◆ TO BE DONE: Wherever the word "отмечали" turns up in a line of the entries, copy that line.

◆ STORED ROWS:
####################

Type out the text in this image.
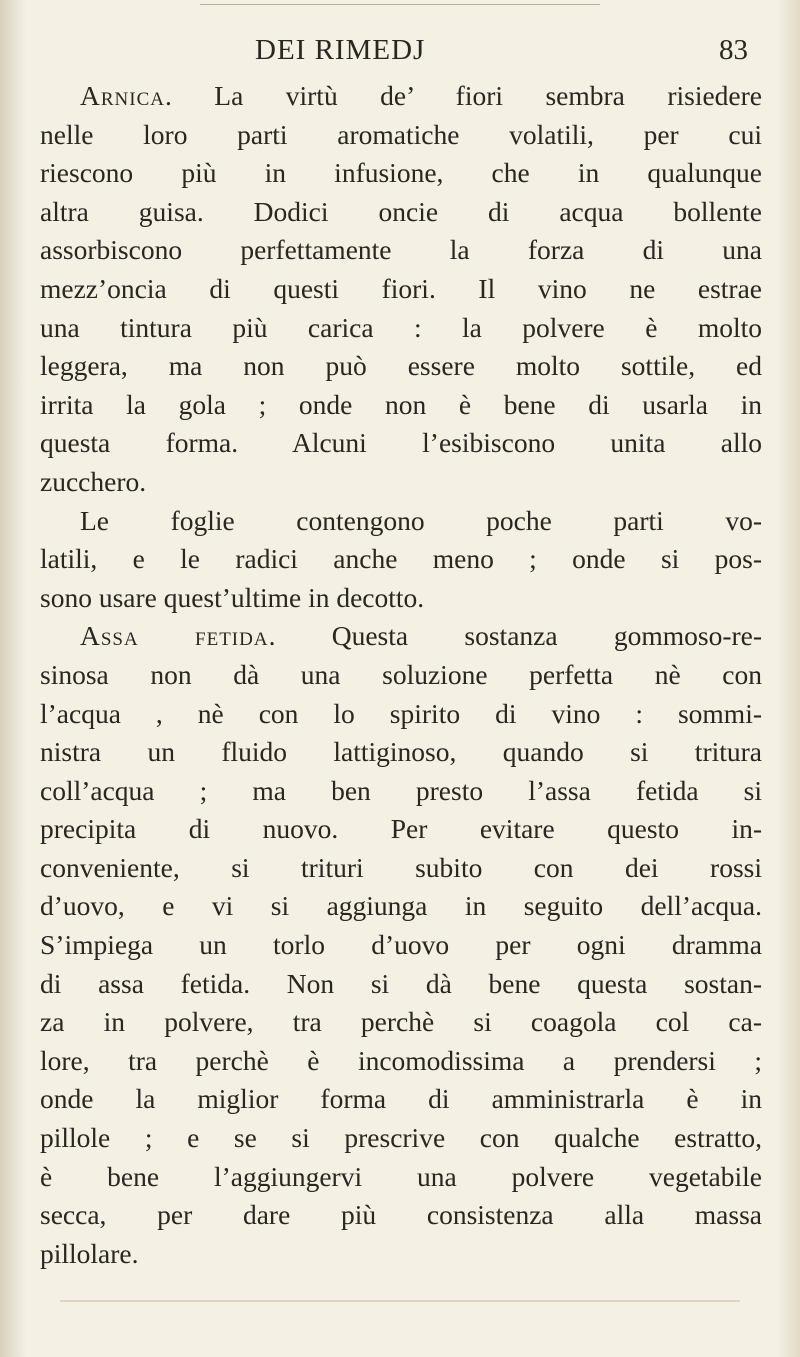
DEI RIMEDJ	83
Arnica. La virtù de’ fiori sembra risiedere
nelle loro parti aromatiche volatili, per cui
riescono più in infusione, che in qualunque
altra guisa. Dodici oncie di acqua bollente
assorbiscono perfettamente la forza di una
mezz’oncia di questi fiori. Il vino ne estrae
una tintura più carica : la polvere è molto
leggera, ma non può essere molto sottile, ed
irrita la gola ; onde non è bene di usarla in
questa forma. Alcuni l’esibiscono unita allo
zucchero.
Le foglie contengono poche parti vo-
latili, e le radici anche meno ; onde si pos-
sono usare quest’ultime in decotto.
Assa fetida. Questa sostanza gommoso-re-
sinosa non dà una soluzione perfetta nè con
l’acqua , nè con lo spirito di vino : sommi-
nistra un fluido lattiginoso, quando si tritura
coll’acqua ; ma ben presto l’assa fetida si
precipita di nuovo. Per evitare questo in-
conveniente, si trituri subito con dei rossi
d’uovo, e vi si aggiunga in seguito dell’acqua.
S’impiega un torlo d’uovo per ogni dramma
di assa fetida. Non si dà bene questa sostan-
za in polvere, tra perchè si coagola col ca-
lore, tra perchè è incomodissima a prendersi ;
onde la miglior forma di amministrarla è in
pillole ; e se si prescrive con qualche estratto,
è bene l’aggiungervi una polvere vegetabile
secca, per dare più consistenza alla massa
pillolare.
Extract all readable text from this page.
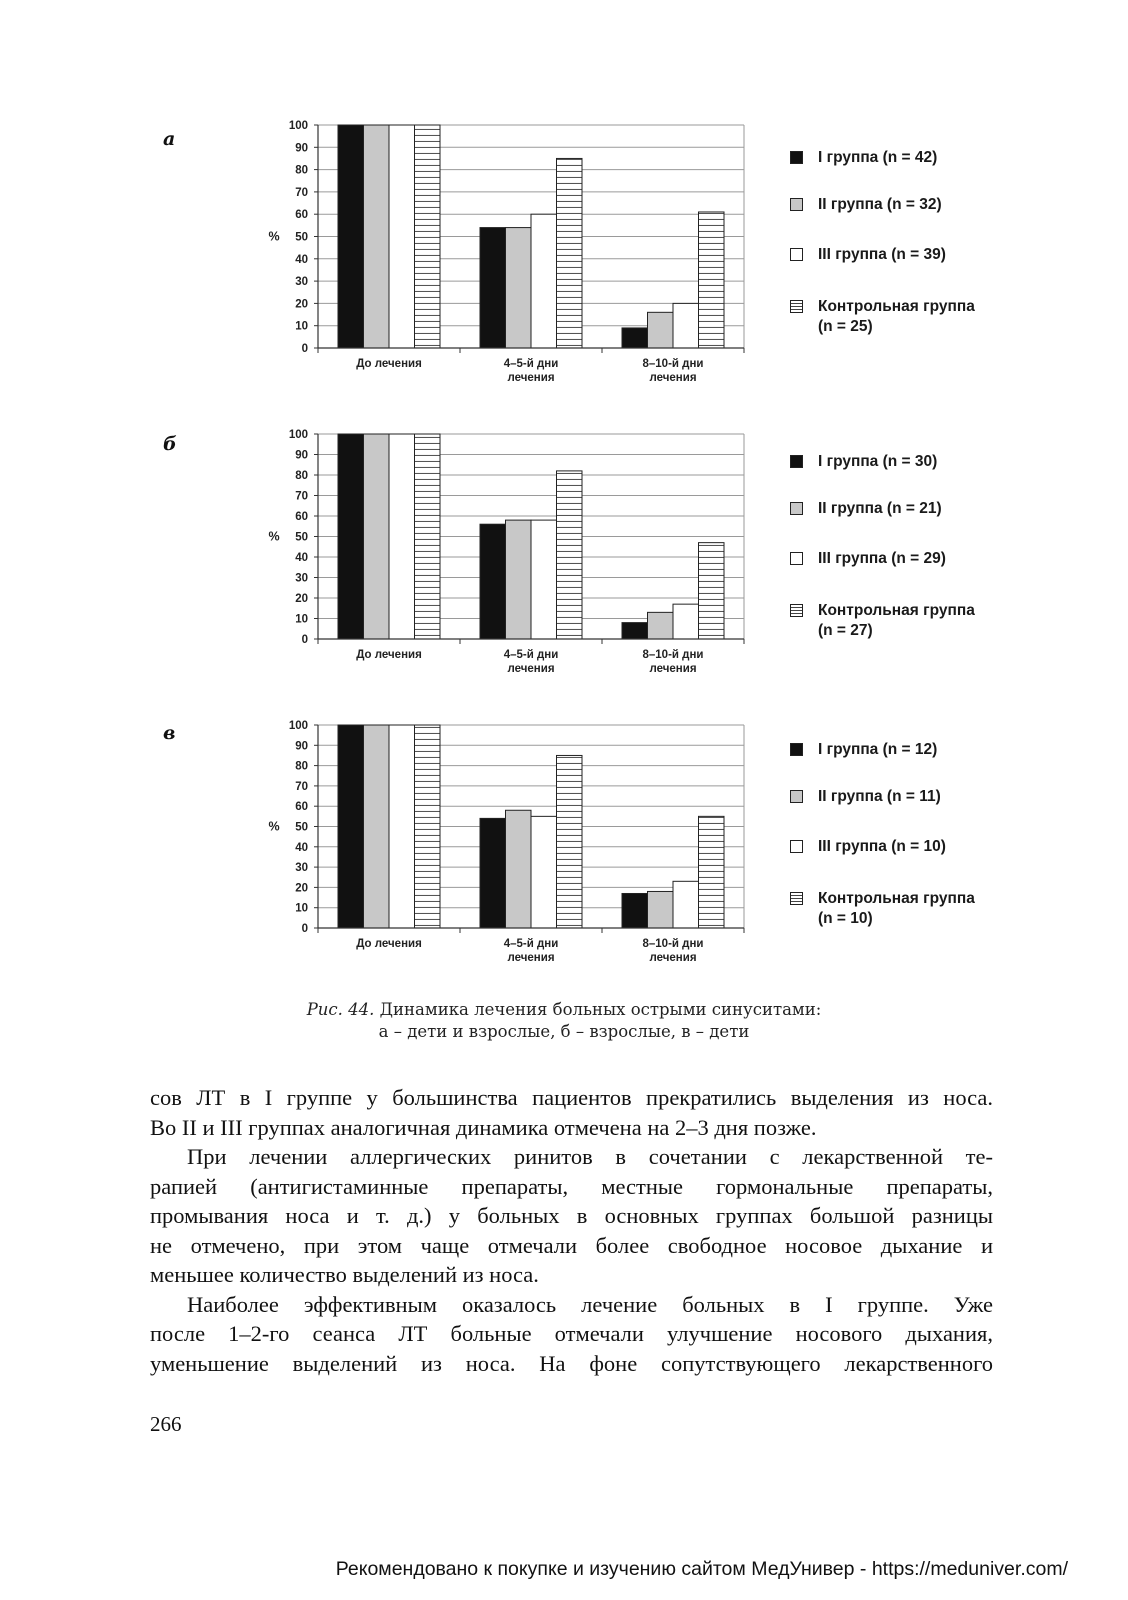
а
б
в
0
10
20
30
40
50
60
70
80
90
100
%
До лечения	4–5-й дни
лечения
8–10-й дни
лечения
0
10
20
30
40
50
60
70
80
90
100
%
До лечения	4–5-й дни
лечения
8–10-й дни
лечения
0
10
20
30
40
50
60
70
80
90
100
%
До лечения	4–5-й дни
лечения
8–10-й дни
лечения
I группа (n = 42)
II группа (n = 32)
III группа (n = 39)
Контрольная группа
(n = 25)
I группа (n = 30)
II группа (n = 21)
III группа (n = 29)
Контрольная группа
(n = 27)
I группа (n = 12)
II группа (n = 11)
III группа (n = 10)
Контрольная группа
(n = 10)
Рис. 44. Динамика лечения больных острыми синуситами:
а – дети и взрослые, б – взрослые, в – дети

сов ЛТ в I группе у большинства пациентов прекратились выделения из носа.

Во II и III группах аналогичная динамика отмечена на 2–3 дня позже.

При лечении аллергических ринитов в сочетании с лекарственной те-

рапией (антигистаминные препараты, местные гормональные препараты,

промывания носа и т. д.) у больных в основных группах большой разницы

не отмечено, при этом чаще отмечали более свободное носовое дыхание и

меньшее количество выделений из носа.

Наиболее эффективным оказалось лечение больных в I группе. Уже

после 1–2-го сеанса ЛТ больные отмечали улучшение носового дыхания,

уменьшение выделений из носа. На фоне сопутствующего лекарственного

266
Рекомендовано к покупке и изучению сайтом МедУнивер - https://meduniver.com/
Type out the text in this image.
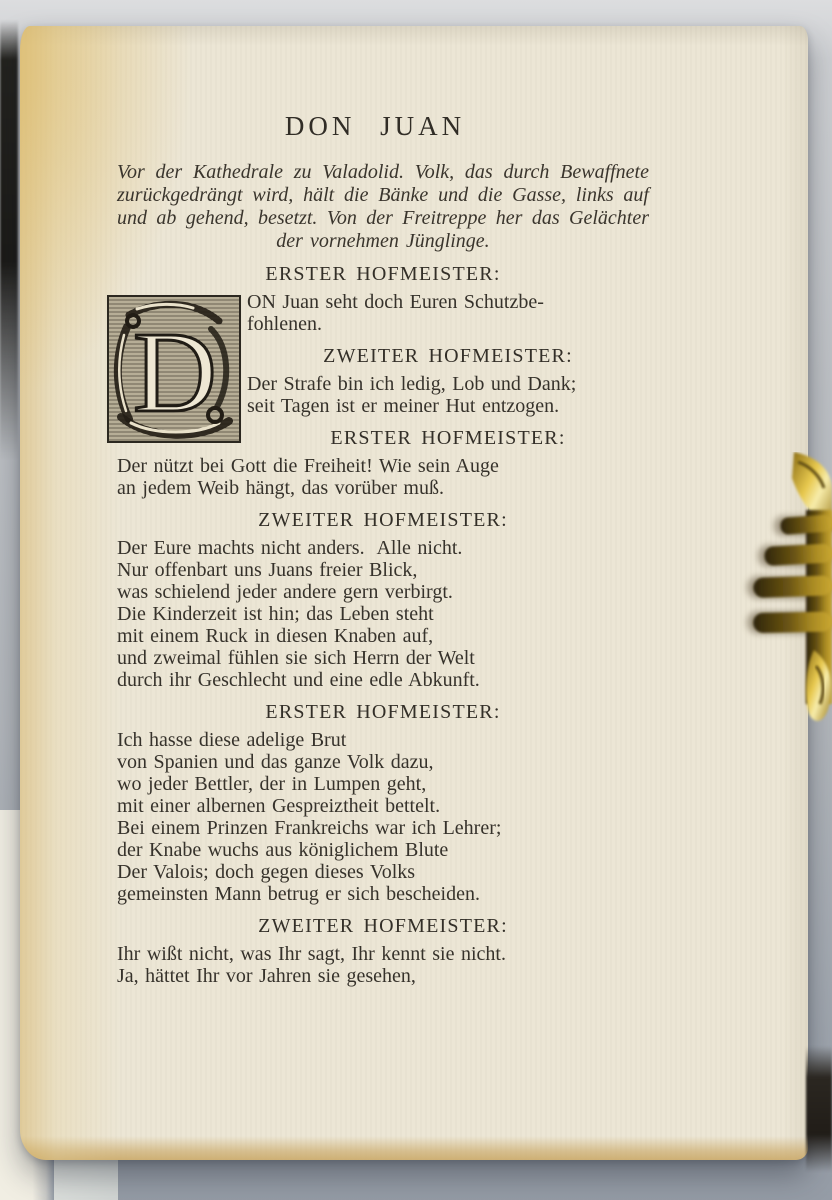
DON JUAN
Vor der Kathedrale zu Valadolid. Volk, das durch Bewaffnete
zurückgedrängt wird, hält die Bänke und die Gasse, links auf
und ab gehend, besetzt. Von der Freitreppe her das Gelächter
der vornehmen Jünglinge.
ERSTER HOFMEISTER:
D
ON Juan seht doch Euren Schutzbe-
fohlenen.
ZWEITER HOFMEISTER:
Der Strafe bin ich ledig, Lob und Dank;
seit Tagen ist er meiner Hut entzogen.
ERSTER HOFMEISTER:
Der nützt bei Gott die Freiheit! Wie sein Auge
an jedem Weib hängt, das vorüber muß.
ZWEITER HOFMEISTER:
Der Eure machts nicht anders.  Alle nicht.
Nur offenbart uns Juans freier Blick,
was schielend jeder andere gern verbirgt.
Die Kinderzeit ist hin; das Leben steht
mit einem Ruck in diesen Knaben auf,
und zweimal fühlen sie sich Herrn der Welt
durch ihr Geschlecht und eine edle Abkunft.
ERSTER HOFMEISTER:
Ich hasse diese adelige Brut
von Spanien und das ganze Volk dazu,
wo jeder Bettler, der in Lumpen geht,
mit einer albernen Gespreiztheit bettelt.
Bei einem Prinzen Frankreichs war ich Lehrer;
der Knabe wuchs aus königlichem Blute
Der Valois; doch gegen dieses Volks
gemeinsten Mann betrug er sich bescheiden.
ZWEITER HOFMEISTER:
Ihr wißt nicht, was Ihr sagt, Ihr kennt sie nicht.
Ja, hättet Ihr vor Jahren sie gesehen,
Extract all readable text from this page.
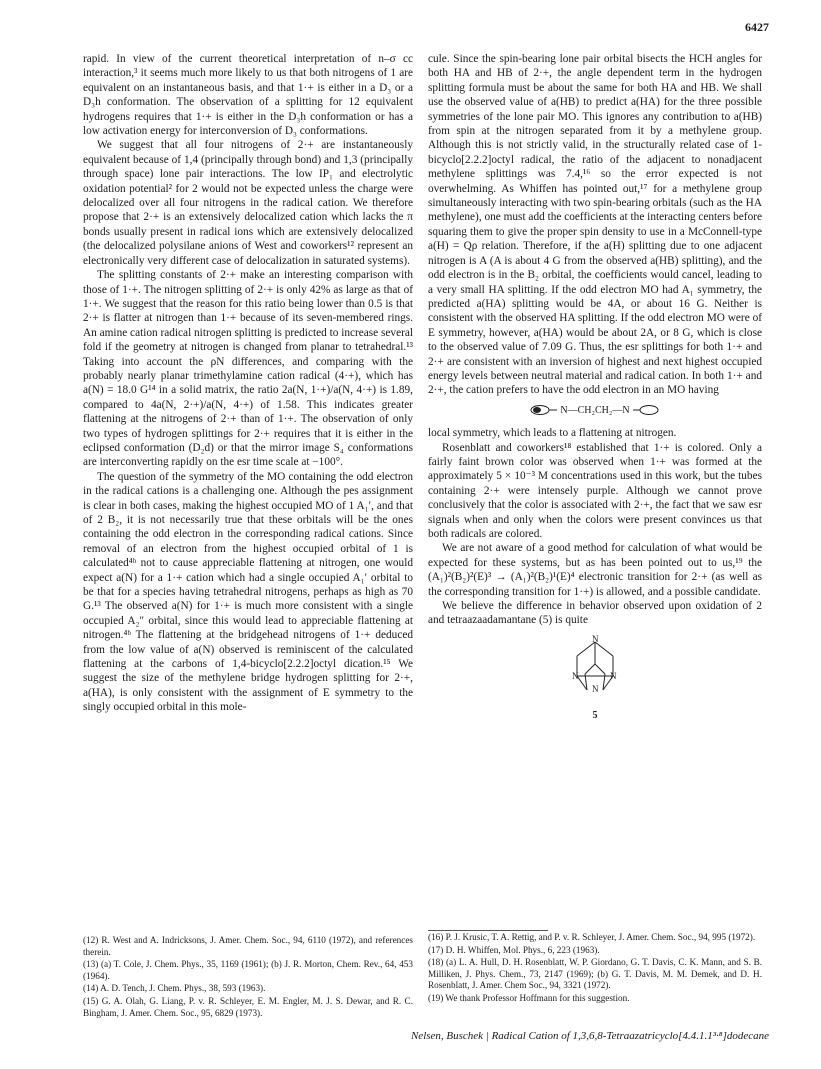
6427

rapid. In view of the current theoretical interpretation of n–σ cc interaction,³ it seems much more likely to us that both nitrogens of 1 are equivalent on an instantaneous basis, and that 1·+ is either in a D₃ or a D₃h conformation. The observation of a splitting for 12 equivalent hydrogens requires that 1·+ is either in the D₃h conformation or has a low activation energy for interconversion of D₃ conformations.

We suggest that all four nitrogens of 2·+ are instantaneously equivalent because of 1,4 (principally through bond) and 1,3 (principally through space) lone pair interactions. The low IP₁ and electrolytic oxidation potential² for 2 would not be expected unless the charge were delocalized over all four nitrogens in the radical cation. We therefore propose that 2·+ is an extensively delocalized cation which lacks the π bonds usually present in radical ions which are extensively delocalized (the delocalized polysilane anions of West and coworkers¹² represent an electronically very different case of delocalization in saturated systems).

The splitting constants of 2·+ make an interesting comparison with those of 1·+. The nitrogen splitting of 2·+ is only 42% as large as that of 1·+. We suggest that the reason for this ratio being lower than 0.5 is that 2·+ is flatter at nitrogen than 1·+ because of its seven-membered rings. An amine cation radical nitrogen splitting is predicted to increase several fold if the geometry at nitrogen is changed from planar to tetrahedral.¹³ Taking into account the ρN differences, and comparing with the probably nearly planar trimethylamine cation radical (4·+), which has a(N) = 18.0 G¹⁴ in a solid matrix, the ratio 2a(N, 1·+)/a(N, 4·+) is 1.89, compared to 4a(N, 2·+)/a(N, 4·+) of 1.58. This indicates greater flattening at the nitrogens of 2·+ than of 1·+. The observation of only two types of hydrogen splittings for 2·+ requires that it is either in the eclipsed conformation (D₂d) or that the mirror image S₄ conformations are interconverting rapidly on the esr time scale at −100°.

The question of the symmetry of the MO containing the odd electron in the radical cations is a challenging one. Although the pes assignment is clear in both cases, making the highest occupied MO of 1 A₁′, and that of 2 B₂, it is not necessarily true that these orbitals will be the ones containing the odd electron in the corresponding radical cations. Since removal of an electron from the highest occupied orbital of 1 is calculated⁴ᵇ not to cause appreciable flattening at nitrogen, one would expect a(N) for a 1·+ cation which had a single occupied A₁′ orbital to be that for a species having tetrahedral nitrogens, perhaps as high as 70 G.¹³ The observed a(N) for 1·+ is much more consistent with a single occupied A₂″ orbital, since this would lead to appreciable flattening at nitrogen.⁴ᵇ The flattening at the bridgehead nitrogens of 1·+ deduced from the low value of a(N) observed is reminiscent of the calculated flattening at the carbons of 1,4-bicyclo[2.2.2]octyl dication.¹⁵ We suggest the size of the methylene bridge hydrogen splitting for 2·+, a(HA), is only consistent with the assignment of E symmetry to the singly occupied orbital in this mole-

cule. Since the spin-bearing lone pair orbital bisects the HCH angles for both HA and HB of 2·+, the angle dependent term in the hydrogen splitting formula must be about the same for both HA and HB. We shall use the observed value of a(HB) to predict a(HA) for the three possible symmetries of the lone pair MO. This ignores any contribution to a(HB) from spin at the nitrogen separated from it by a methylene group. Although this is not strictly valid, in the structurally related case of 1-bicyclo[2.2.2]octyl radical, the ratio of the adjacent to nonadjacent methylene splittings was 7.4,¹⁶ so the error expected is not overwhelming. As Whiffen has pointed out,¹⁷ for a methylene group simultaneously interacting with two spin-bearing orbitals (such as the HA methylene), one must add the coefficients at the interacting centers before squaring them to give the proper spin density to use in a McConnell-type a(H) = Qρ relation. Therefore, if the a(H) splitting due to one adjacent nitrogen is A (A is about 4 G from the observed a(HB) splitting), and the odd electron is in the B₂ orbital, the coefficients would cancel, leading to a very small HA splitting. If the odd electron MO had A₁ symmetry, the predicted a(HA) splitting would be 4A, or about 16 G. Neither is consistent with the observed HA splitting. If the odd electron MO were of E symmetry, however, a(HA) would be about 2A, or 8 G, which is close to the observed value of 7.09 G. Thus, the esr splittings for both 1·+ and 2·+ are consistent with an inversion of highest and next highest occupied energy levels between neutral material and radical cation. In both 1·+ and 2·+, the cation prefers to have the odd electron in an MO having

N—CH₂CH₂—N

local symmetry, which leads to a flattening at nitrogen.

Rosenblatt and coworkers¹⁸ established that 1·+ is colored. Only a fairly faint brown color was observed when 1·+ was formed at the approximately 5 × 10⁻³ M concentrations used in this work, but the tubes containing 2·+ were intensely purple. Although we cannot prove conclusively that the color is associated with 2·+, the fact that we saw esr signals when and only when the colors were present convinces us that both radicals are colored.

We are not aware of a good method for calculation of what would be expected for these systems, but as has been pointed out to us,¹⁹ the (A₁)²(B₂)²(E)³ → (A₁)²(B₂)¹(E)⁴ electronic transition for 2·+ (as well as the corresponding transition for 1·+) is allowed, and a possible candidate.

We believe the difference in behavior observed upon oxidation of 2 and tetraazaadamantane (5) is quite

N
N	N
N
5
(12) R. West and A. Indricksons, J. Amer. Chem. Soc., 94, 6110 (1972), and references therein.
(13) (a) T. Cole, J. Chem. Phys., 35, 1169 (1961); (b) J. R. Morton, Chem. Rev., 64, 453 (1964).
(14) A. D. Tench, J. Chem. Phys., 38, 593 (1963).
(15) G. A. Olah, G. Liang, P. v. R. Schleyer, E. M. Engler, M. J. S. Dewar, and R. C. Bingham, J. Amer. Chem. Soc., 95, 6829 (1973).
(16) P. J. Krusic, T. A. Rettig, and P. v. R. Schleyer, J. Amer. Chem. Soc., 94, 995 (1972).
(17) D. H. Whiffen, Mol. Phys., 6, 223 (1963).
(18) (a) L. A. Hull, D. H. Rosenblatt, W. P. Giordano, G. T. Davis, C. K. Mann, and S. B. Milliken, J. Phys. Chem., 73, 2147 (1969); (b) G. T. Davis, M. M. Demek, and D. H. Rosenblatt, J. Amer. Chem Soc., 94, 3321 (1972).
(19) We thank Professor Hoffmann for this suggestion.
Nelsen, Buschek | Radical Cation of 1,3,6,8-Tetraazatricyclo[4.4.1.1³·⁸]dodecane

####################

◆ SOLUTION TO THE EXERCISE:
не отмечено, при этом чаще отмечали более свободное носовое дыхание и
после 1–2-го сеанса ЛТ больные отмечали улучшение носового дыхания,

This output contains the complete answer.